## start RAW DATA
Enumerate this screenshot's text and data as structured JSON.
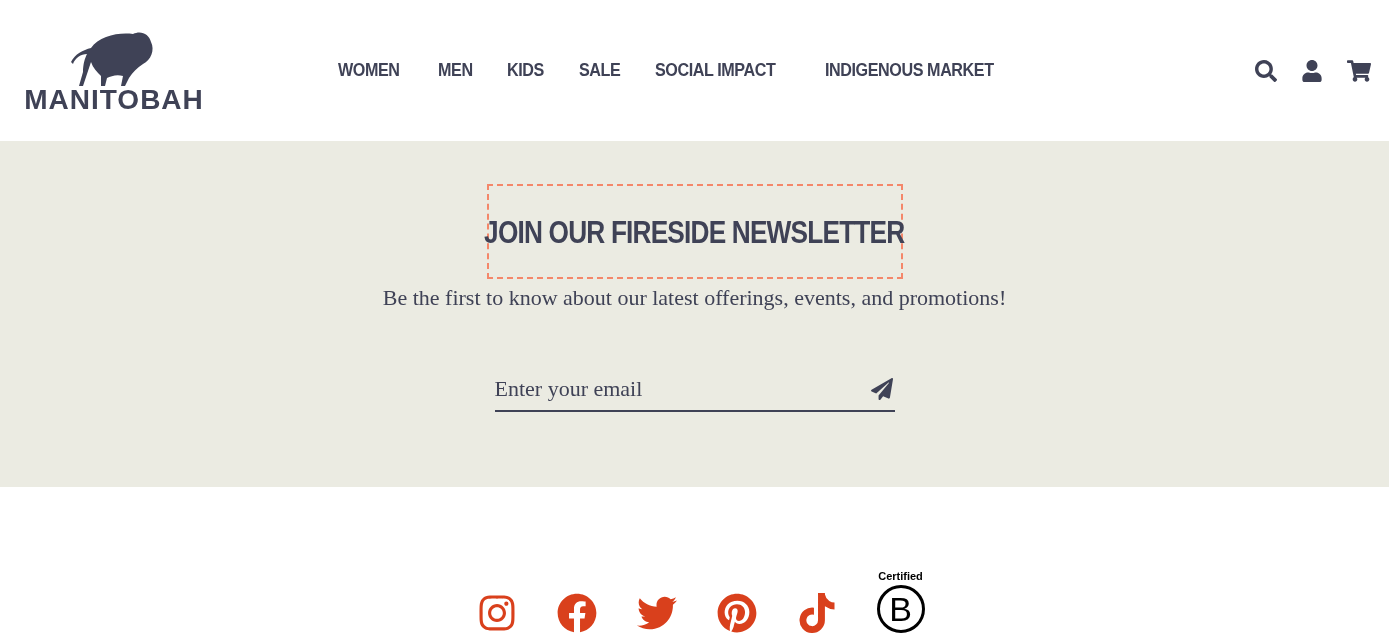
{
  "header": {
    "logo": "MANITOBAH",
    "nav": [
      {
        "label": "WOMEN"
      },
      {
        "label": "MEN"
      },
      {
        "label": "KIDS"
      },
      {
        "label": "SALE"
      },
      {
        "label": "SOCIAL IMPACT"
      },
      {
        "label": "INDIGENOUS MARKET"
      }
    ]
  },
  "newsletter": {
    "title": "JOIN OUR FIRESIDE NEWSLETTER",
    "focused": true,
    "text": "Be the first to know about our latest offerings, events, and promotions!",
    "email": {
      "placeholder": "Enter your email"
    }
  },
  "footer": {
    "socials": [
      {
        "kind": "instagram"
      },
      {
        "kind": "facebook"
      },
      {
        "kind": "twitter"
      },
      {
        "kind": "pinterest"
      },
      {
        "kind": "tiktok"
      }
    ],
    "certification": {
      "label": "Certified",
      "letter": "B"
    }
  }
}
## end RAW DATA
## DIRECTION
Drop the pictures and reproduce the rest of the entries above exactly.

## OUTPUT FOR THIS TASK
Enumerate this screenshot's text and data as structured JSON.
{
  "header": {
    "logo": "MANITOBAH",
    "nav": [
      {
        "label": "WOMEN"
      },
      {
        "label": "MEN"
      },
      {
        "label": "KIDS"
      },
      {
        "label": "SALE"
      },
      {
        "label": "SOCIAL IMPACT"
      },
      {
        "label": "INDIGENOUS MARKET"
      }
    ]
  },
  "newsletter": {
    "title": "JOIN OUR FIRESIDE NEWSLETTER",
    "focused": true,
    "text": "Be the first to know about our latest offerings, events, and promotions!",
    "email": {
      "placeholder": "Enter your email"
    }
  },
  "footer": {
    "socials": [
      {
        "kind": "instagram"
      },
      {
        "kind": "facebook"
      },
      {
        "kind": "twitter"
      },
      {
        "kind": "pinterest"
      },
      {
        "kind": "tiktok"
      }
    ],
    "certification": {
      "label": "Certified",
      "letter": "B"
    }
  }
}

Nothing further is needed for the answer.